## WHAT IS EXPECTED
Copy every line with the string "window" in it.

## MATERIAL FOR THE TASK
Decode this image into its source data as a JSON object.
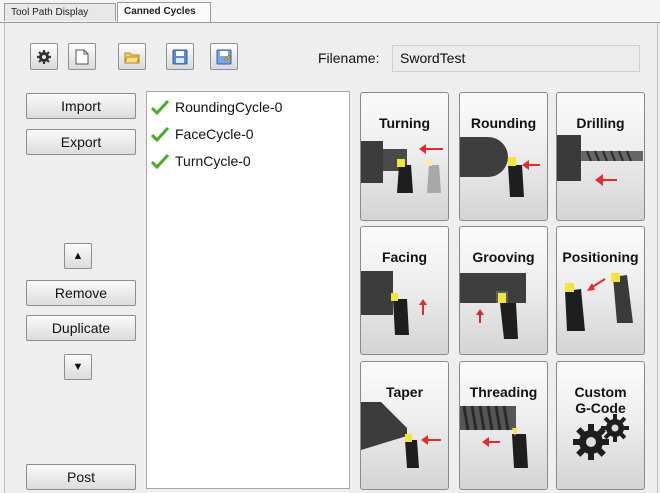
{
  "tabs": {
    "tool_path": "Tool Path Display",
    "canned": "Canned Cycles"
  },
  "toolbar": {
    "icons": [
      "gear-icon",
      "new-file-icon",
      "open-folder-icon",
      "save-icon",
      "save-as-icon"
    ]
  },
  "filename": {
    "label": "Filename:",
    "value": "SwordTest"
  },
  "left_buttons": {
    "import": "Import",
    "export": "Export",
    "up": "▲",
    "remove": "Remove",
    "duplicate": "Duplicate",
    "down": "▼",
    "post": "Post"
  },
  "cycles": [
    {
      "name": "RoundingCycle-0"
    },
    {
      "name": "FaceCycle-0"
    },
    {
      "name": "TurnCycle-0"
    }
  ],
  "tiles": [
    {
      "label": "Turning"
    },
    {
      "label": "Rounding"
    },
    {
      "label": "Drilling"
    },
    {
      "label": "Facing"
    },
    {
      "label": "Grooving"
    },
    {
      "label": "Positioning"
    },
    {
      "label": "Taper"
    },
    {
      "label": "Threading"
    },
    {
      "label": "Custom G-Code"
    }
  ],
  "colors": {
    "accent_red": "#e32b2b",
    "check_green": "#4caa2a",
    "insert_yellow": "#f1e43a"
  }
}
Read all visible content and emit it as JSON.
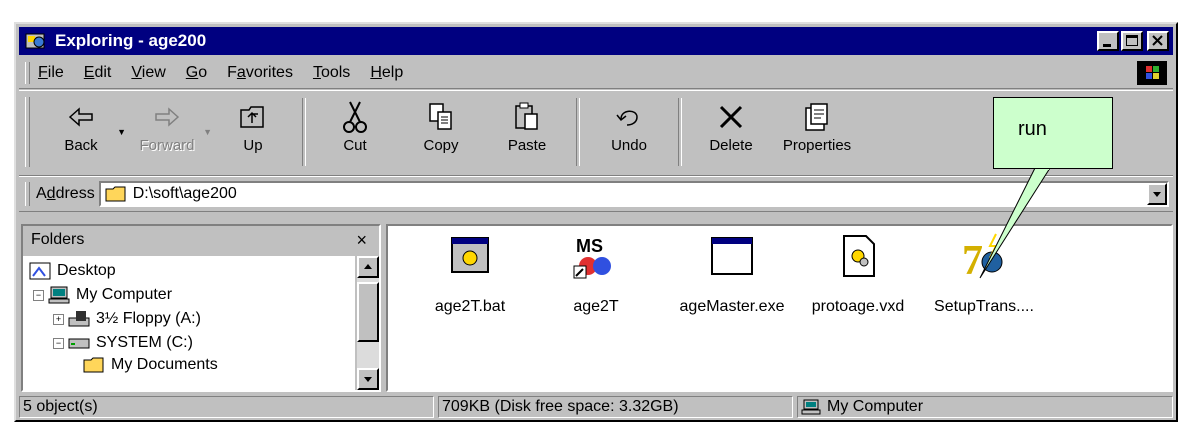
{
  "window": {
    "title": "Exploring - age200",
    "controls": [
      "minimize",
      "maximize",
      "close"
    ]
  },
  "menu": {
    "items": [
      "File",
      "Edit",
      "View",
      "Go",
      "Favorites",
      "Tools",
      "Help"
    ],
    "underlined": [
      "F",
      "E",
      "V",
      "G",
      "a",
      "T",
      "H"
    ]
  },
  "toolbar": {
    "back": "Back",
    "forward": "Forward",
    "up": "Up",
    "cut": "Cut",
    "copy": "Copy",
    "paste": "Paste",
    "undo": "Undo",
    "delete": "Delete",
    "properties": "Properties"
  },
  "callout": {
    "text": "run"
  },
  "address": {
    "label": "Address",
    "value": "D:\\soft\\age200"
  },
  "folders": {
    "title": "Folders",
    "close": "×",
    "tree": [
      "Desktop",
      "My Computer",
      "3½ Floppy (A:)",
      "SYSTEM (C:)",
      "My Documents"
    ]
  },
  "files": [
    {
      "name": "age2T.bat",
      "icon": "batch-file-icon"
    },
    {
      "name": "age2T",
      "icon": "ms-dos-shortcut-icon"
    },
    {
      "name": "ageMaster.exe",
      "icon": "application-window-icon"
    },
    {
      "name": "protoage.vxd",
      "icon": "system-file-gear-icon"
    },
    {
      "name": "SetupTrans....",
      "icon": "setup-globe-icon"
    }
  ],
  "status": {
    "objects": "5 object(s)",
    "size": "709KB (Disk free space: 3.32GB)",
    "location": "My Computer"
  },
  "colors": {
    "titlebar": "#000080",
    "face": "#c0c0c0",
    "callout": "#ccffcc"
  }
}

## CORRECT RESULT
  "window": {
      "icon": "application-window-icon"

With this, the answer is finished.